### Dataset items
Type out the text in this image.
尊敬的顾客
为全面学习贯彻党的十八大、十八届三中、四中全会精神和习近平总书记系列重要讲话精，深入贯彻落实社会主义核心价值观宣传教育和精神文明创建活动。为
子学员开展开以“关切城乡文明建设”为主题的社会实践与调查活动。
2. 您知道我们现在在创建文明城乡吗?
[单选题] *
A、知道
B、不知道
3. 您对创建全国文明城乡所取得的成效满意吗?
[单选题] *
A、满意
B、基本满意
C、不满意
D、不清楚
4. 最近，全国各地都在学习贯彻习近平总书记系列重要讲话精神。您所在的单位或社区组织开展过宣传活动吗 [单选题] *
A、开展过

### WHAT IS REQUIRED
Please set down each line of the records exactly as given.

### REPLY TO THE EXERCISE
Type out the text in this image.
尊敬的顾客
为全面学习贯彻党的十八大、十八届三中、四中全会精神和习近平总书记系列重要讲话精，深入贯彻落实社会主义核心价值观宣传教育和精神文明创建活动。为
子学员开展开以“关切城乡文明建设”为主题的社会实践与调查活动。
2. 您知道我们现在在创建文明城乡吗?
[单选题] *
A、知道
B、不知道
3. 您对创建全国文明城乡所取得的成效满意吗?
[单选题] *
A、满意
B、基本满意
C、不满意
D、不清楚
4. 最近，全国各地都在学习贯彻习近平总书记系列重要讲话精神。您所在的单位或社区组织开展过宣传活动吗 [单选题] *
A、开展过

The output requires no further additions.